## [Input rows]
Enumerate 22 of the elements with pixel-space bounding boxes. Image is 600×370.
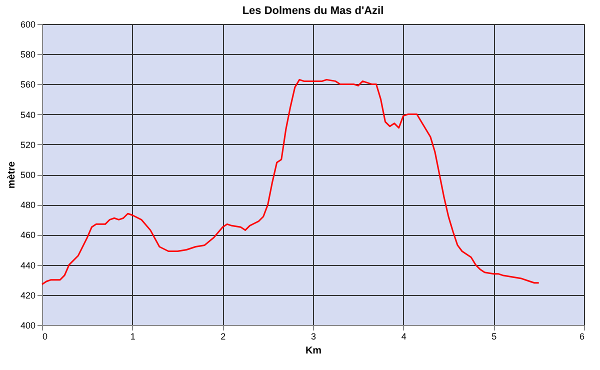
chart-title: Les Dolmens du Mas d'Azil (242, 5, 384, 17)
x-tick-label: 6 (579, 332, 584, 342)
x-tick-label: 3 (310, 332, 316, 342)
y-tick-label: 500 (20, 170, 36, 180)
y-tick-label: 460 (20, 230, 36, 240)
y-tick-label: 580 (20, 50, 36, 60)
line-series (41, 78, 540, 286)
y-tick-label: 440 (20, 260, 36, 270)
y-tick-label: 480 (20, 200, 36, 210)
y-tick-label: 560 (20, 80, 36, 90)
x-tick-label: 1 (130, 332, 136, 342)
x-tick-label: 4 (401, 332, 406, 342)
y-tick-label: 420 (20, 290, 36, 300)
y-axis-title: mètre (6, 160, 18, 189)
x-tick-label: 2 (220, 332, 226, 342)
x-tick-label: 0 (42, 332, 48, 342)
y-tick-label: 600 (20, 20, 36, 30)
y-tick-label: 540 (20, 110, 36, 120)
y-tick-label: 520 (20, 140, 36, 150)
x-tick-label: 5 (492, 332, 497, 342)
y-tick-label: 400 (20, 320, 36, 330)
x-axis-title: Km (305, 346, 322, 356)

## [Task prompt]
Rewrite the records above with every "y-tick-label" swapped for "y-axis-tick" and nothing else altered, leaving out the pictures.

## [Full response]
Enumerate 22 of the elements with pixel-space bounding boxes. Image is 600×370.
chart-title: Les Dolmens du Mas d'Azil (242, 5, 384, 17)
x-tick-label: 6 (579, 332, 584, 342)
x-tick-label: 3 (310, 332, 316, 342)
y-axis-tick: 500 (20, 170, 36, 180)
y-axis-tick: 460 (20, 230, 36, 240)
y-axis-tick: 580 (20, 50, 36, 60)
line-series (41, 78, 540, 286)
y-axis-tick: 440 (20, 260, 36, 270)
y-axis-tick: 480 (20, 200, 36, 210)
y-axis-tick: 560 (20, 80, 36, 90)
x-tick-label: 1 (130, 332, 136, 342)
x-tick-label: 4 (401, 332, 406, 342)
y-axis-tick: 420 (20, 290, 36, 300)
y-axis-title: mètre (6, 160, 18, 189)
x-tick-label: 2 (220, 332, 226, 342)
x-tick-label: 0 (42, 332, 48, 342)
y-axis-tick: 600 (20, 20, 36, 30)
y-axis-tick: 540 (20, 110, 36, 120)
y-axis-tick: 520 (20, 140, 36, 150)
x-tick-label: 5 (492, 332, 497, 342)
y-axis-tick: 400 (20, 320, 36, 330)
x-axis-title: Km (305, 346, 322, 356)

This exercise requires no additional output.